------ Extracted information

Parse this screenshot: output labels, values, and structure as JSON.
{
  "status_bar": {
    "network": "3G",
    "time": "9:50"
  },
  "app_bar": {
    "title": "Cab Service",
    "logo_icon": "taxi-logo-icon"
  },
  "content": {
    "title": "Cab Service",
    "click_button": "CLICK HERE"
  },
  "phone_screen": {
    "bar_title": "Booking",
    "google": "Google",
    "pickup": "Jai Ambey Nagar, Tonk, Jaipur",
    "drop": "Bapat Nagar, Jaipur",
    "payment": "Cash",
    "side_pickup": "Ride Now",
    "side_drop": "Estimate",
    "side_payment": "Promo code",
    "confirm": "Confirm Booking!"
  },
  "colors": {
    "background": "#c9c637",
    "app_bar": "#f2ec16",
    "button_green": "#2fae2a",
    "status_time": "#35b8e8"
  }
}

------------

Extract, word for word, each line of the listing above.

■ Exercise answer
Parse this screenshot: output labels, values, and structure as JSON.
{
  "status_bar": {
    "network": "3G",
    "time": "9:50"
  },
  "app_bar": {
    "title": "Cab Service",
    "logo_icon": "taxi-logo-icon"
  },
  "content": {
    "title": "Cab Service",
    "click_button": "CLICK HERE"
  },
  "phone_screen": {
    "bar_title": "Booking",
    "google": "Google",
    "pickup": "Jai Ambey Nagar, Tonk, Jaipur",
    "drop": "Bapat Nagar, Jaipur",
    "payment": "Cash",
    "side_pickup": "Ride Now",
    "side_drop": "Estimate",
    "side_payment": "Promo code",
    "confirm": "Confirm Booking!"
  },
  "colors": {
    "background": "#c9c637",
    "app_bar": "#f2ec16",
    "button_green": "#2fae2a",
    "status_time": "#35b8e8"
  }
}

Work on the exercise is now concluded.